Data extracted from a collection

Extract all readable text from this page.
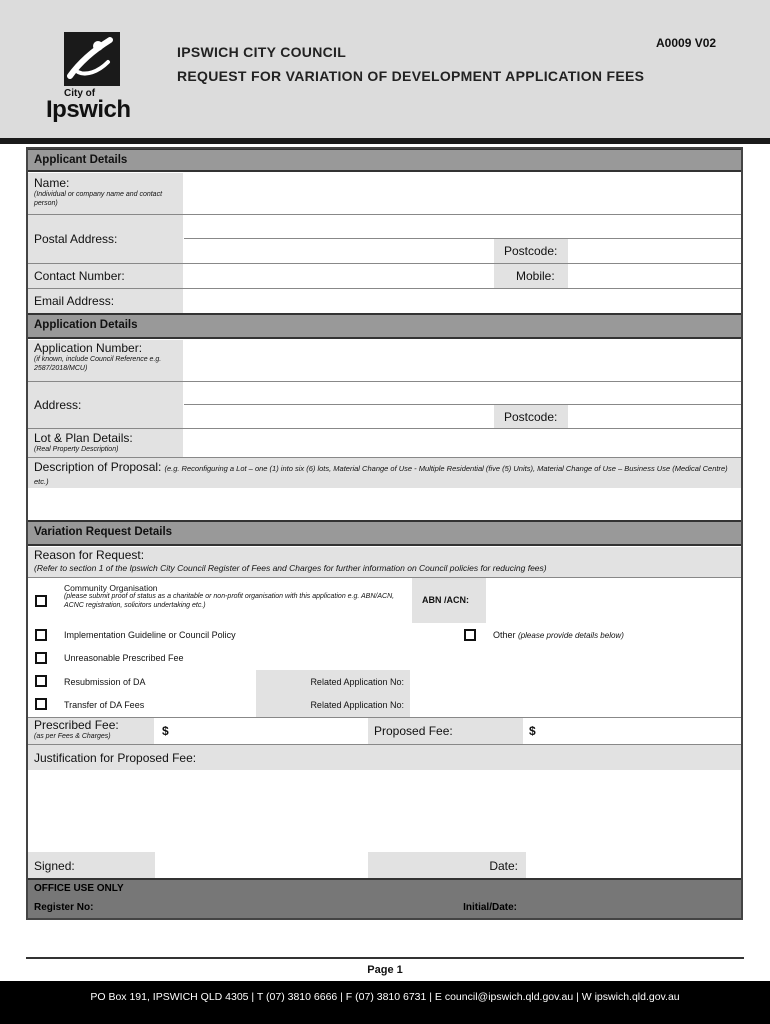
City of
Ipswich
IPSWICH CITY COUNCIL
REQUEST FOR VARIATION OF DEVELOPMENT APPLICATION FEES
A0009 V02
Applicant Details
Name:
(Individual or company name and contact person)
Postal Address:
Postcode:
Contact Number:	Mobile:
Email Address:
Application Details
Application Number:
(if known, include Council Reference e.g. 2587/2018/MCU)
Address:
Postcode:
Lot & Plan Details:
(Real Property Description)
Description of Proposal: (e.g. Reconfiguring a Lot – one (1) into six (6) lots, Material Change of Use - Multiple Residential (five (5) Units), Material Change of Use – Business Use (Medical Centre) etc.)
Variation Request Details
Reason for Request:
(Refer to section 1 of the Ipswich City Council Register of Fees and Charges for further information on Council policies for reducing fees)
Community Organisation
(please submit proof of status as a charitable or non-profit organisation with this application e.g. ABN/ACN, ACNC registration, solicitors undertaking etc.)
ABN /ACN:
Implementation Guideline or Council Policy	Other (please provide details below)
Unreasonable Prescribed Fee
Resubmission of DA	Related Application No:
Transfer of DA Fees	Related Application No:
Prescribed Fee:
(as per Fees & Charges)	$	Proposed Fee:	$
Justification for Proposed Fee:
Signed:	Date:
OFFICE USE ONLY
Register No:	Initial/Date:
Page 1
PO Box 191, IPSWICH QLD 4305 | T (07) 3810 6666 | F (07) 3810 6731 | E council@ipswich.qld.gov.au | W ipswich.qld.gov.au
--
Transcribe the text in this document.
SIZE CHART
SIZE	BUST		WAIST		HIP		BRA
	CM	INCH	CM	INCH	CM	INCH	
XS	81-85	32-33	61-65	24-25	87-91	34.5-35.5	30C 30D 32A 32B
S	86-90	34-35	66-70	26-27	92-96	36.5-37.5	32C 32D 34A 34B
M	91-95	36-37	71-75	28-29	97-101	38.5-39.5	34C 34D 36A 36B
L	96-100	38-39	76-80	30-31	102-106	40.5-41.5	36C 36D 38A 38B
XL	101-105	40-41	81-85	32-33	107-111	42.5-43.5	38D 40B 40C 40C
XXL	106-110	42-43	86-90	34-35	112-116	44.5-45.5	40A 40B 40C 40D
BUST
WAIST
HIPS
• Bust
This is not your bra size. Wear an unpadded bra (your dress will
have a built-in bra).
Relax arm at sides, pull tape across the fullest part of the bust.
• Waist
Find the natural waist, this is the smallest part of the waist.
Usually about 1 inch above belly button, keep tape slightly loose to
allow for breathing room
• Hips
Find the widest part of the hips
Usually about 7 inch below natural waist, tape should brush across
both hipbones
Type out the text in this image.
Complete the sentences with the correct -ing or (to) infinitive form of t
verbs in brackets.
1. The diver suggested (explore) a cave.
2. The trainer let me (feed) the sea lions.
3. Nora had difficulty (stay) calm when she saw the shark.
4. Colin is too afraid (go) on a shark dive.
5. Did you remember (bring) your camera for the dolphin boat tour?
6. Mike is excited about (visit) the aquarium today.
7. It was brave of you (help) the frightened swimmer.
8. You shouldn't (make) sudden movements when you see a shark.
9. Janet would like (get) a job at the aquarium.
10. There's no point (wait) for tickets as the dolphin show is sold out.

● Task details
Every line of the listing that holds "Proposed" should be found and copied.

● Final result
(as per Fees & Charges)	$	Proposed Fee:	$
Justification for Proposed Fee:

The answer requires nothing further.